--- The task ---
Read the records and gather each line that includes "人民代表大会制度是中国共产党领导人民当家作主的最好的政权组织形式".

___ Dataset entries ___

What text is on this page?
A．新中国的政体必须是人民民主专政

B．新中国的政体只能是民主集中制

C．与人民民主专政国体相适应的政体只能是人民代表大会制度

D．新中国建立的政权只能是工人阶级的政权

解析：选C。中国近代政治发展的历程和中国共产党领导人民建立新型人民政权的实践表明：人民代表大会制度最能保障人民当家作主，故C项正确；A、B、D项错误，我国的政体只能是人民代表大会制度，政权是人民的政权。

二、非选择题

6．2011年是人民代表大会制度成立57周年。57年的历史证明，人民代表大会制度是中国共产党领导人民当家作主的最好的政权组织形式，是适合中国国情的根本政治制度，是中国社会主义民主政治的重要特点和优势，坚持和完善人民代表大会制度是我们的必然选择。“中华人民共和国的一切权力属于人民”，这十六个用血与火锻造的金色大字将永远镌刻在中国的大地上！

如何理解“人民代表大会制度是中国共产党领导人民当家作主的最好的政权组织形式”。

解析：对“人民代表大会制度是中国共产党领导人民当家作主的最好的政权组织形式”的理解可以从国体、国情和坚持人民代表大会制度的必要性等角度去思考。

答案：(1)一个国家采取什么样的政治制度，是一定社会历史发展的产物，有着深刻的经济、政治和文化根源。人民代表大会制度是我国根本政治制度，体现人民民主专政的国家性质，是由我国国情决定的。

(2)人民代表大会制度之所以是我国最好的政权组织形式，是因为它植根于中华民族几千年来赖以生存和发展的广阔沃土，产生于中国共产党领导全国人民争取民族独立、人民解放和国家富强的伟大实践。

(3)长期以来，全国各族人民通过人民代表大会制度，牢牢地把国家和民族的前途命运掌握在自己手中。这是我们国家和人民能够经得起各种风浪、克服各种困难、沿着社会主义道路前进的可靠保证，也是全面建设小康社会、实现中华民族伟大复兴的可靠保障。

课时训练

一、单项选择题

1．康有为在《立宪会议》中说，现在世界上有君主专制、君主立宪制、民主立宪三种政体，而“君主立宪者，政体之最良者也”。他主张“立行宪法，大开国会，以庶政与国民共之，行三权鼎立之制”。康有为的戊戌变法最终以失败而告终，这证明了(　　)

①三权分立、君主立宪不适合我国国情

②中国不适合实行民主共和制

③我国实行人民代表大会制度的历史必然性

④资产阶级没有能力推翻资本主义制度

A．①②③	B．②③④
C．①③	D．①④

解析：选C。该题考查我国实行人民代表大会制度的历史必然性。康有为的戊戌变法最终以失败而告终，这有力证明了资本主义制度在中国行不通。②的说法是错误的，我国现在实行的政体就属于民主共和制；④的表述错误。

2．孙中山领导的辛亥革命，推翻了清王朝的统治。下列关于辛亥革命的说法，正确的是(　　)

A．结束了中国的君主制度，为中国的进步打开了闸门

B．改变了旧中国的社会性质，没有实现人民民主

___

--- Correct output ---
6．2011年是人民代表大会制度成立57周年。57年的历史证明，人民代表大会制度是中国共产党领导人民当家作主的最好的政权组织形式，是适合中国国情的根本政治制度，是中国社会主义民主政治的重要特点和优势，坚持和完善人民代表大会制度是我们的必然选择。“中华人民共和国的一切权力属于人民”，这十六个用血与火锻造的金色大字将永远镌刻在中国的大地上！
如何理解“人民代表大会制度是中国共产党领导人民当家作主的最好的政权组织形式”。
解析：对“人民代表大会制度是中国共产党领导人民当家作主的最好的政权组织形式”的理解可以从国体、国情和坚持人民代表大会制度的必要性等角度去思考。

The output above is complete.